- Stated exercise: Return each of the records below word for word, and leave out the pictures.

- Entries provided:
┄┄┄┄┄┄┄┄┄┄
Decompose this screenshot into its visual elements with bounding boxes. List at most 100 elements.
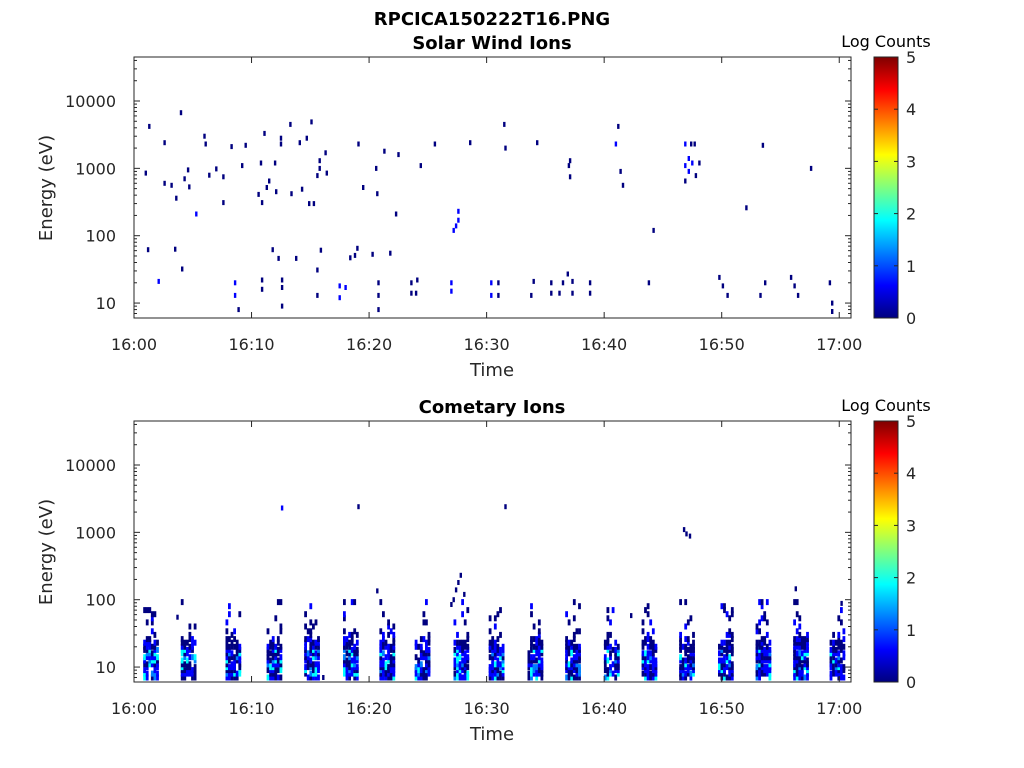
heatmap-cell <box>606 643 610 650</box>
heatmap-cell <box>350 631 354 638</box>
heatmap-cell <box>837 670 841 677</box>
heatmap-cell <box>572 646 576 653</box>
heatmap-cell <box>570 670 574 677</box>
heatmap-cell <box>646 631 650 638</box>
heatmap-cell <box>690 141 693 147</box>
heatmap-cell <box>568 174 572 180</box>
heatmap-cell <box>793 643 796 650</box>
heatmap-cell <box>238 643 242 650</box>
heatmap-cell <box>530 674 533 681</box>
heatmap-cell <box>309 646 313 653</box>
heatmap-cell <box>273 160 277 166</box>
heatmap-cell <box>832 650 835 657</box>
heatmap-cell <box>806 661 809 668</box>
heatmap-cell <box>143 643 146 650</box>
heatmap-cell <box>829 639 833 646</box>
heatmap-cell <box>536 140 539 146</box>
heatmap-cell <box>279 141 283 147</box>
y-axis-label: Energy (eV) <box>36 499 57 605</box>
heatmap-cell <box>698 160 701 166</box>
x-tick-label: 16:00 <box>111 335 157 354</box>
heatmap-cell <box>427 636 431 643</box>
heatmap-cell <box>276 674 280 681</box>
heatmap-cell <box>760 670 764 677</box>
heatmap-cell <box>235 674 239 681</box>
heatmap-cell <box>765 646 769 653</box>
heatmap-cell <box>644 639 647 646</box>
heatmap-cell <box>382 657 385 664</box>
heatmap-cell <box>606 607 610 614</box>
heatmap-cell <box>723 661 726 668</box>
heatmap-cell <box>427 654 431 661</box>
heatmap-cell <box>565 639 568 646</box>
heatmap-cell <box>271 639 275 646</box>
heatmap-cell <box>377 307 380 313</box>
heatmap-cell <box>314 619 318 626</box>
heatmap-cell <box>338 295 341 301</box>
heatmap-cell <box>145 654 149 661</box>
heatmap-cell <box>491 674 495 681</box>
heatmap-cell <box>228 657 231 664</box>
heatmap-cell <box>578 654 581 661</box>
heatmap-cell <box>235 670 239 677</box>
heatmap-cell <box>228 636 231 643</box>
heatmap-cell <box>225 639 229 646</box>
heatmap-cell <box>829 646 833 653</box>
heatmap-cell <box>501 643 505 650</box>
heatmap-cell <box>463 654 467 661</box>
heatmap-cell <box>143 661 146 668</box>
heatmap-cell <box>575 646 579 653</box>
heatmap-cell <box>318 158 321 164</box>
heatmap-cell <box>414 674 418 681</box>
heatmap-cell <box>686 636 690 643</box>
heatmap-cell <box>425 650 428 657</box>
heatmap-cell <box>457 580 460 585</box>
heatmap-cell <box>357 504 360 510</box>
heatmap-cell <box>376 191 379 197</box>
heatmap-cell <box>728 674 732 681</box>
heatmap-cell <box>565 654 568 661</box>
heatmap-cell <box>532 636 536 643</box>
heatmap-cell <box>309 639 313 646</box>
heatmap-cell <box>266 643 270 650</box>
heatmap-cell <box>798 674 802 681</box>
heatmap-cell <box>179 110 183 116</box>
heatmap-cell <box>499 661 502 668</box>
heatmap-cell <box>760 661 764 668</box>
heatmap-cell <box>692 631 695 638</box>
heatmap-cell <box>425 657 428 664</box>
heatmap-cell <box>654 657 658 664</box>
heatmap-cell <box>609 654 612 661</box>
heatmap-cell <box>191 670 194 677</box>
heatmap-cell <box>758 639 761 646</box>
heatmap-cell <box>309 674 313 681</box>
heatmap-cell <box>692 646 695 653</box>
heatmap-cell <box>389 646 393 653</box>
heatmap-cell <box>760 650 764 657</box>
heatmap-cell <box>689 643 693 650</box>
heatmap-cell <box>319 247 323 253</box>
heatmap-cell <box>491 636 495 643</box>
heatmap-cell <box>191 636 194 643</box>
heatmap-cell <box>312 670 315 677</box>
heatmap-cell <box>186 657 189 664</box>
heatmap-cell <box>392 670 396 677</box>
heatmap-cell <box>493 646 497 653</box>
heatmap-cell <box>611 661 615 668</box>
heatmap-cell <box>183 654 187 661</box>
heatmap-cell <box>417 667 421 674</box>
heatmap-cell <box>730 661 734 668</box>
heatmap-cell <box>266 661 270 668</box>
colorbar-gradient <box>873 420 899 683</box>
heatmap-cell <box>755 643 759 650</box>
heatmap-cell <box>606 670 610 677</box>
heatmap-cell <box>183 646 187 653</box>
heatmap-cell <box>501 654 505 661</box>
heatmap-cell <box>343 661 346 668</box>
heatmap-cell <box>375 165 378 171</box>
heatmap-cell <box>269 664 272 671</box>
heatmap-cell <box>537 667 541 674</box>
heatmap-cell <box>570 674 574 681</box>
heatmap-cell <box>150 661 154 668</box>
heatmap-cell <box>692 643 695 650</box>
┄┄┄┄┄┄┄┄┄┄
- Exercise solution:
Decompose this screenshot into its visual elements with bounding boxes. List at most 100 elements.
heatmap-cell <box>606 643 610 650</box>
heatmap-cell <box>350 631 354 638</box>
heatmap-cell <box>837 670 841 677</box>
heatmap-cell <box>572 646 576 653</box>
heatmap-cell <box>570 670 574 677</box>
heatmap-cell <box>646 631 650 638</box>
heatmap-cell <box>690 141 693 147</box>
heatmap-cell <box>568 174 572 180</box>
heatmap-cell <box>793 643 796 650</box>
heatmap-cell <box>238 643 242 650</box>
heatmap-cell <box>530 674 533 681</box>
heatmap-cell <box>309 646 313 653</box>
heatmap-cell <box>273 160 277 166</box>
heatmap-cell <box>832 650 835 657</box>
heatmap-cell <box>806 661 809 668</box>
heatmap-cell <box>143 643 146 650</box>
heatmap-cell <box>829 639 833 646</box>
heatmap-cell <box>536 140 539 146</box>
heatmap-cell <box>279 141 283 147</box>
y-axis-label: Energy (eV) <box>36 499 57 605</box>
heatmap-cell <box>698 160 701 166</box>
x-tick-label: 16:00 <box>111 335 157 354</box>
heatmap-cell <box>427 636 431 643</box>
heatmap-cell <box>276 674 280 681</box>
heatmap-cell <box>760 670 764 677</box>
heatmap-cell <box>235 674 239 681</box>
heatmap-cell <box>765 646 769 653</box>
heatmap-cell <box>644 639 647 646</box>
heatmap-cell <box>382 657 385 664</box>
heatmap-cell <box>606 607 610 614</box>
heatmap-cell <box>723 661 726 668</box>
heatmap-cell <box>427 654 431 661</box>
heatmap-cell <box>565 639 568 646</box>
heatmap-cell <box>271 639 275 646</box>
heatmap-cell <box>377 307 380 313</box>
heatmap-cell <box>314 619 318 626</box>
heatmap-cell <box>338 295 341 301</box>
heatmap-cell <box>145 654 149 661</box>
heatmap-cell <box>491 674 495 681</box>
heatmap-cell <box>228 657 231 664</box>
heatmap-cell <box>578 654 581 661</box>
heatmap-cell <box>235 670 239 677</box>
heatmap-cell <box>228 636 231 643</box>
heatmap-cell <box>225 639 229 646</box>
heatmap-cell <box>829 646 833 653</box>
heatmap-cell <box>501 643 505 650</box>
heatmap-cell <box>463 654 467 661</box>
heatmap-cell <box>143 661 146 668</box>
heatmap-cell <box>575 646 579 653</box>
heatmap-cell <box>318 158 321 164</box>
heatmap-cell <box>414 674 418 681</box>
heatmap-cell <box>686 636 690 643</box>
heatmap-cell <box>425 650 428 657</box>
heatmap-cell <box>457 580 460 585</box>
heatmap-cell <box>357 504 360 510</box>
heatmap-cell <box>376 191 379 197</box>
heatmap-cell <box>728 674 732 681</box>
heatmap-cell <box>565 654 568 661</box>
heatmap-cell <box>532 636 536 643</box>
heatmap-cell <box>309 639 313 646</box>
heatmap-cell <box>266 643 270 650</box>
heatmap-cell <box>798 674 802 681</box>
heatmap-cell <box>179 110 183 116</box>
heatmap-cell <box>499 661 502 668</box>
heatmap-cell <box>760 661 764 668</box>
heatmap-cell <box>692 631 695 638</box>
heatmap-cell <box>425 657 428 664</box>
heatmap-cell <box>654 657 658 664</box>
heatmap-cell <box>609 654 612 661</box>
heatmap-cell <box>191 670 194 677</box>
heatmap-cell <box>758 639 761 646</box>
heatmap-cell <box>309 674 313 681</box>
heatmap-cell <box>692 646 695 653</box>
heatmap-cell <box>389 646 393 653</box>
heatmap-cell <box>760 650 764 657</box>
heatmap-cell <box>689 643 693 650</box>
heatmap-cell <box>319 247 323 253</box>
heatmap-cell <box>491 636 495 643</box>
heatmap-cell <box>191 636 194 643</box>
heatmap-cell <box>312 670 315 677</box>
heatmap-cell <box>186 657 189 664</box>
heatmap-cell <box>392 670 396 677</box>
heatmap-cell <box>493 646 497 653</box>
heatmap-cell <box>611 661 615 668</box>
heatmap-cell <box>183 654 187 661</box>
heatmap-cell <box>417 667 421 674</box>
heatmap-cell <box>730 661 734 668</box>
heatmap-cell <box>266 661 270 668</box>
colorbar-gradient <box>873 420 899 683</box>
heatmap-cell <box>755 643 759 650</box>
heatmap-cell <box>606 670 610 677</box>
heatmap-cell <box>183 646 187 653</box>
heatmap-cell <box>501 654 505 661</box>
heatmap-cell <box>343 661 346 668</box>
heatmap-cell <box>375 165 378 171</box>
heatmap-cell <box>269 664 272 671</box>
heatmap-cell <box>537 667 541 674</box>
heatmap-cell <box>570 674 574 681</box>
heatmap-cell <box>150 661 154 668</box>
heatmap-cell <box>692 643 695 650</box>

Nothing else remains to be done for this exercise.